* Figure content listings:
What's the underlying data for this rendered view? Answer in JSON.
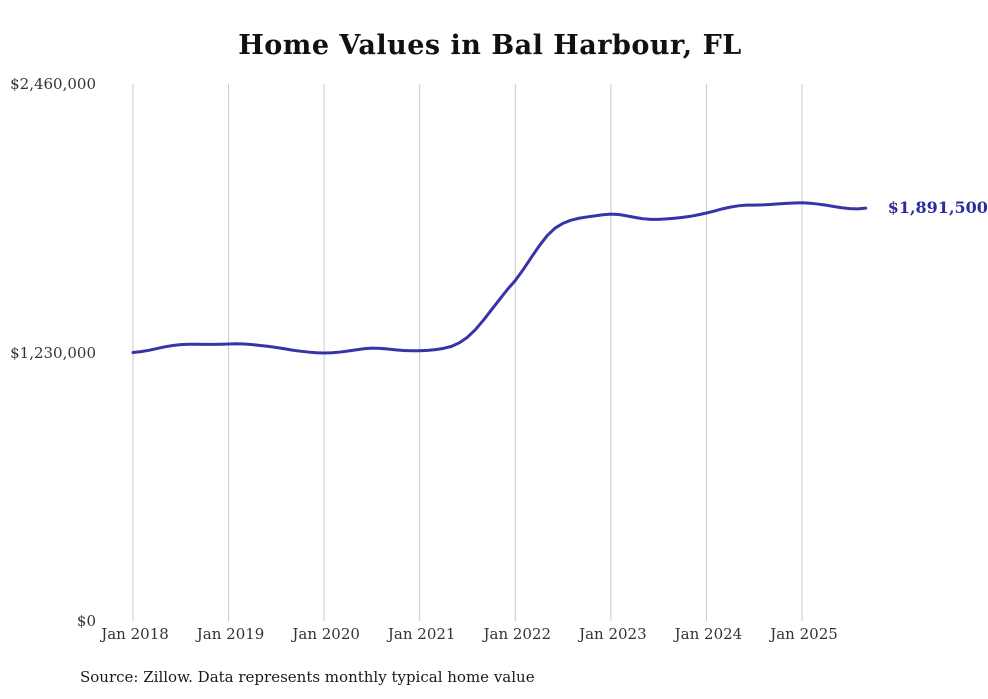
{
  "chart_data": {
    "type": "line",
    "title": "Home Values in Bal Harbour, FL",
    "source_note": "Source: Zillow. Data represents monthly typical home value",
    "end_label": "$1,891,500",
    "line_color": "#3734a8",
    "grid_color": "#c9c9c9",
    "ylim": [
      0,
      2460000
    ],
    "x_start": "2018-01",
    "x_end": "2025-09",
    "y_ticks": [
      {
        "label": "$0",
        "value": 0
      },
      {
        "label": "$1,230,000",
        "value": 1230000
      },
      {
        "label": "$2,460,000",
        "value": 2460000
      }
    ],
    "x_ticks": [
      {
        "label": "Jan 2018",
        "month_index": 0
      },
      {
        "label": "Jan 2019",
        "month_index": 12
      },
      {
        "label": "Jan 2020",
        "month_index": 24
      },
      {
        "label": "Jan 2021",
        "month_index": 36
      },
      {
        "label": "Jan 2022",
        "month_index": 48
      },
      {
        "label": "Jan 2023",
        "month_index": 60
      },
      {
        "label": "Jan 2024",
        "month_index": 72
      },
      {
        "label": "Jan 2025",
        "month_index": 84
      }
    ],
    "values": [
      1230000,
      1234000,
      1240000,
      1248000,
      1256000,
      1262000,
      1266000,
      1268000,
      1268000,
      1267000,
      1267000,
      1268000,
      1269000,
      1270000,
      1269000,
      1266000,
      1262000,
      1258000,
      1253000,
      1247000,
      1241000,
      1236000,
      1232000,
      1229000,
      1228000,
      1229000,
      1232000,
      1237000,
      1242000,
      1247000,
      1250000,
      1249000,
      1246000,
      1242000,
      1239000,
      1238000,
      1238000,
      1240000,
      1243000,
      1249000,
      1258000,
      1275000,
      1300000,
      1335000,
      1378000,
      1425000,
      1472000,
      1518000,
      1560000,
      1610000,
      1665000,
      1718000,
      1765000,
      1800000,
      1822000,
      1836000,
      1845000,
      1851000,
      1856000,
      1861000,
      1864000,
      1862000,
      1856000,
      1849000,
      1843000,
      1840000,
      1840000,
      1842000,
      1845000,
      1849000,
      1854000,
      1861000,
      1869000,
      1878000,
      1888000,
      1896000,
      1902000,
      1905000,
      1905000,
      1906000,
      1908000,
      1911000,
      1913000,
      1915000,
      1916000,
      1914000,
      1910000,
      1905000,
      1899000,
      1893000,
      1889000,
      1888000,
      1891500
    ]
  }
}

* Exercise aim:
Reproduce all the entries that precede this task, word for word, minus any pictures.

* Full answer:
What's the underlying data for this rendered view? Answer in JSON.
{
  "chart_data": {
    "type": "line",
    "title": "Home Values in Bal Harbour, FL",
    "source_note": "Source: Zillow. Data represents monthly typical home value",
    "end_label": "$1,891,500",
    "line_color": "#3734a8",
    "grid_color": "#c9c9c9",
    "ylim": [
      0,
      2460000
    ],
    "x_start": "2018-01",
    "x_end": "2025-09",
    "y_ticks": [
      {
        "label": "$0",
        "value": 0
      },
      {
        "label": "$1,230,000",
        "value": 1230000
      },
      {
        "label": "$2,460,000",
        "value": 2460000
      }
    ],
    "x_ticks": [
      {
        "label": "Jan 2018",
        "month_index": 0
      },
      {
        "label": "Jan 2019",
        "month_index": 12
      },
      {
        "label": "Jan 2020",
        "month_index": 24
      },
      {
        "label": "Jan 2021",
        "month_index": 36
      },
      {
        "label": "Jan 2022",
        "month_index": 48
      },
      {
        "label": "Jan 2023",
        "month_index": 60
      },
      {
        "label": "Jan 2024",
        "month_index": 72
      },
      {
        "label": "Jan 2025",
        "month_index": 84
      }
    ],
    "values": [
      1230000,
      1234000,
      1240000,
      1248000,
      1256000,
      1262000,
      1266000,
      1268000,
      1268000,
      1267000,
      1267000,
      1268000,
      1269000,
      1270000,
      1269000,
      1266000,
      1262000,
      1258000,
      1253000,
      1247000,
      1241000,
      1236000,
      1232000,
      1229000,
      1228000,
      1229000,
      1232000,
      1237000,
      1242000,
      1247000,
      1250000,
      1249000,
      1246000,
      1242000,
      1239000,
      1238000,
      1238000,
      1240000,
      1243000,
      1249000,
      1258000,
      1275000,
      1300000,
      1335000,
      1378000,
      1425000,
      1472000,
      1518000,
      1560000,
      1610000,
      1665000,
      1718000,
      1765000,
      1800000,
      1822000,
      1836000,
      1845000,
      1851000,
      1856000,
      1861000,
      1864000,
      1862000,
      1856000,
      1849000,
      1843000,
      1840000,
      1840000,
      1842000,
      1845000,
      1849000,
      1854000,
      1861000,
      1869000,
      1878000,
      1888000,
      1896000,
      1902000,
      1905000,
      1905000,
      1906000,
      1908000,
      1911000,
      1913000,
      1915000,
      1916000,
      1914000,
      1910000,
      1905000,
      1899000,
      1893000,
      1889000,
      1888000,
      1891500
    ]
  }
}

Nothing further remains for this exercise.